======== RECORDS ========

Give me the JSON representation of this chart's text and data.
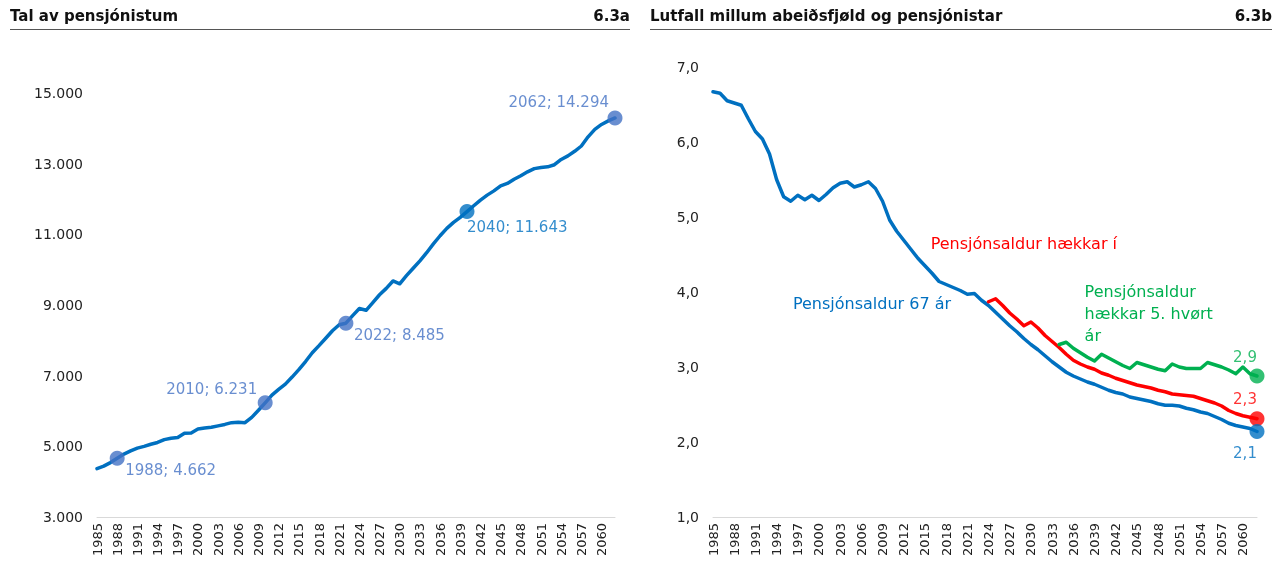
{
  "chart_data": [
    {
      "type": "line",
      "title": "Tal av pensjónistum",
      "subtitle": "6.3a",
      "legend": false,
      "grid": false,
      "line_style": "solid",
      "x": [
        1985,
        1986,
        1987,
        1988,
        1989,
        1990,
        1991,
        1992,
        1993,
        1994,
        1995,
        1996,
        1997,
        1998,
        1999,
        2000,
        2001,
        2002,
        2003,
        2004,
        2005,
        2006,
        2007,
        2008,
        2009,
        2010,
        2011,
        2012,
        2013,
        2014,
        2015,
        2016,
        2017,
        2018,
        2019,
        2020,
        2021,
        2022,
        2023,
        2024,
        2025,
        2026,
        2027,
        2028,
        2029,
        2030,
        2031,
        2032,
        2033,
        2034,
        2035,
        2036,
        2037,
        2038,
        2039,
        2040,
        2041,
        2042,
        2043,
        2044,
        2045,
        2046,
        2047,
        2048,
        2049,
        2050,
        2051,
        2052,
        2053,
        2054,
        2055,
        2056,
        2057,
        2058,
        2059,
        2060,
        2061,
        2062
      ],
      "xlim": [
        1985,
        2062
      ],
      "xticks": [
        1985,
        1988,
        1991,
        1994,
        1997,
        2000,
        2003,
        2006,
        2009,
        2012,
        2015,
        2018,
        2021,
        2024,
        2027,
        2030,
        2033,
        2036,
        2039,
        2042,
        2045,
        2048,
        2051,
        2054,
        2057,
        2060
      ],
      "ylim": [
        3000,
        15000
      ],
      "yticks": [
        {
          "value": 3000,
          "label": "3.000"
        },
        {
          "value": 5000,
          "label": "5.000"
        },
        {
          "value": 7000,
          "label": "7.000"
        },
        {
          "value": 9000,
          "label": "9.000"
        },
        {
          "value": 11000,
          "label": "11.000"
        },
        {
          "value": 13000,
          "label": "13.000"
        },
        {
          "value": 15000,
          "label": "15.000"
        }
      ],
      "series": [
        {
          "color": "#0070c0",
          "values": [
            4370,
            4440,
            4540,
            4662,
            4780,
            4870,
            4950,
            5000,
            5060,
            5110,
            5190,
            5230,
            5250,
            5370,
            5380,
            5490,
            5520,
            5540,
            5580,
            5620,
            5670,
            5680,
            5670,
            5820,
            6020,
            6231,
            6450,
            6610,
            6760,
            6960,
            7170,
            7400,
            7650,
            7850,
            8060,
            8270,
            8440,
            8485,
            8700,
            8900,
            8850,
            9070,
            9290,
            9470,
            9680,
            9600,
            9830,
            10040,
            10250,
            10480,
            10730,
            10960,
            11170,
            11340,
            11480,
            11643,
            11810,
            11970,
            12110,
            12230,
            12370,
            12440,
            12560,
            12660,
            12770,
            12860,
            12890,
            12910,
            12970,
            13120,
            13220,
            13350,
            13500,
            13760,
            13970,
            14110,
            14210,
            14294
          ]
        },
        {
          "type": "scatter",
          "marker": "circle",
          "x": [
            1988,
            2010,
            2022,
            2040,
            2062
          ],
          "colors": [
            "#4472c4",
            "#4472c4",
            "#4472c4",
            "#0070c0",
            "#4472c4"
          ],
          "values": [
            4662,
            6231,
            8485,
            11643,
            14294
          ],
          "value_labels": [
            "1988; 4.662",
            "2010; 6.231",
            "2022; 8.485",
            "2040; 11.643",
            "2062; 14.294"
          ]
        }
      ]
    },
    {
      "type": "line",
      "title": "Lutfall millum abeiðsfjøld og pensjónistar",
      "subtitle": "6.3b",
      "legend": false,
      "grid": false,
      "line_style": "solid",
      "xlim": [
        1985,
        2062
      ],
      "xticks": [
        1985,
        1988,
        1991,
        1994,
        1997,
        2000,
        2003,
        2006,
        2009,
        2012,
        2015,
        2018,
        2021,
        2024,
        2027,
        2030,
        2033,
        2036,
        2039,
        2042,
        2045,
        2048,
        2051,
        2054,
        2057,
        2060
      ],
      "ylim": [
        1,
        7
      ],
      "yticks": [
        {
          "value": 1,
          "label": "1,0"
        },
        {
          "value": 2,
          "label": "2,0"
        },
        {
          "value": 3,
          "label": "3,0"
        },
        {
          "value": 4,
          "label": "4,0"
        },
        {
          "value": 5,
          "label": "5,0"
        },
        {
          "value": 6,
          "label": "6,0"
        },
        {
          "value": 7,
          "label": "7,0"
        }
      ],
      "series": [
        {
          "name": "Pensjónsaldur 67 ár",
          "color": "#0070c0",
          "x": [
            1985,
            1986,
            1987,
            1988,
            1989,
            1990,
            1991,
            1992,
            1993,
            1994,
            1995,
            1996,
            1997,
            1998,
            1999,
            2000,
            2001,
            2002,
            2003,
            2004,
            2005,
            2006,
            2007,
            2008,
            2009,
            2010,
            2011,
            2012,
            2013,
            2014,
            2015,
            2016,
            2017,
            2018,
            2019,
            2020,
            2021,
            2022,
            2023,
            2024,
            2025,
            2026,
            2027,
            2028,
            2029,
            2030,
            2031,
            2032,
            2033,
            2034,
            2035,
            2036,
            2037,
            2038,
            2039,
            2040,
            2041,
            2042,
            2043,
            2044,
            2045,
            2046,
            2047,
            2048,
            2049,
            2050,
            2051,
            2052,
            2053,
            2054,
            2055,
            2056,
            2057,
            2058,
            2059,
            2060,
            2061,
            2062
          ],
          "values": [
            6.67,
            6.65,
            6.55,
            6.52,
            6.49,
            6.31,
            6.14,
            6.04,
            5.84,
            5.5,
            5.27,
            5.21,
            5.29,
            5.23,
            5.29,
            5.22,
            5.3,
            5.39,
            5.45,
            5.47,
            5.4,
            5.43,
            5.47,
            5.38,
            5.21,
            4.96,
            4.81,
            4.69,
            4.57,
            4.45,
            4.35,
            4.25,
            4.14,
            4.1,
            4.06,
            4.02,
            3.97,
            3.98,
            3.89,
            3.82,
            3.73,
            3.64,
            3.55,
            3.47,
            3.38,
            3.3,
            3.23,
            3.15,
            3.07,
            3,
            2.93,
            2.88,
            2.84,
            2.8,
            2.77,
            2.73,
            2.69,
            2.66,
            2.64,
            2.6,
            2.58,
            2.56,
            2.54,
            2.51,
            2.49,
            2.49,
            2.48,
            2.45,
            2.43,
            2.4,
            2.38,
            2.34,
            2.3,
            2.25,
            2.22,
            2.2,
            2.18,
            2.14
          ]
        },
        {
          "name": "Pensjónsaldur hækkar í",
          "color": "#ff0000",
          "x": [
            2024,
            2025,
            2026,
            2027,
            2028,
            2029,
            2030,
            2031,
            2032,
            2033,
            2034,
            2035,
            2036,
            2037,
            2038,
            2039,
            2040,
            2041,
            2042,
            2043,
            2044,
            2045,
            2046,
            2047,
            2048,
            2049,
            2050,
            2051,
            2052,
            2053,
            2054,
            2055,
            2056,
            2057,
            2058,
            2059,
            2060,
            2061,
            2062
          ],
          "values": [
            3.87,
            3.91,
            3.82,
            3.72,
            3.64,
            3.55,
            3.6,
            3.52,
            3.42,
            3.34,
            3.26,
            3.17,
            3.09,
            3.04,
            3,
            2.97,
            2.92,
            2.89,
            2.85,
            2.82,
            2.79,
            2.76,
            2.74,
            2.72,
            2.69,
            2.67,
            2.64,
            2.63,
            2.62,
            2.61,
            2.58,
            2.55,
            2.52,
            2.48,
            2.42,
            2.38,
            2.35,
            2.33,
            2.31
          ]
        },
        {
          "name": "Pensjónsaldur hækkar 5. hvørt ár",
          "color": "#00b050",
          "x": [
            2034,
            2035,
            2036,
            2037,
            2038,
            2039,
            2040,
            2041,
            2042,
            2043,
            2044,
            2045,
            2046,
            2047,
            2048,
            2049,
            2050,
            2051,
            2052,
            2053,
            2054,
            2055,
            2056,
            2057,
            2058,
            2059,
            2060,
            2061,
            2062
          ],
          "values": [
            3.3,
            3.33,
            3.25,
            3.19,
            3.13,
            3.08,
            3.17,
            3.12,
            3.07,
            3.02,
            2.98,
            3.06,
            3.03,
            3,
            2.97,
            2.95,
            3.04,
            3,
            2.98,
            2.98,
            2.98,
            3.06,
            3.03,
            3,
            2.96,
            2.91,
            3,
            2.91,
            2.88
          ]
        },
        {
          "type": "scatter",
          "marker": "circle",
          "x": [
            2062,
            2062,
            2062
          ],
          "colors": [
            "#00b050",
            "#ff0000",
            "#0070c0"
          ],
          "values": [
            2.88,
            2.31,
            2.14
          ],
          "value_labels": [
            "2,9",
            "2,3",
            "2,1"
          ]
        }
      ]
    }
  ]
}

========

## WRITTEN PROBLEM:
Lines from the records above that hold "name" are the ones to list.

## THE REPLY:
          "name": "Pensjónsaldur 67 ár",
          "name": "Pensjónsaldur hækkar í",
          "name": "Pensjónsaldur hækkar 5. hvørt ár",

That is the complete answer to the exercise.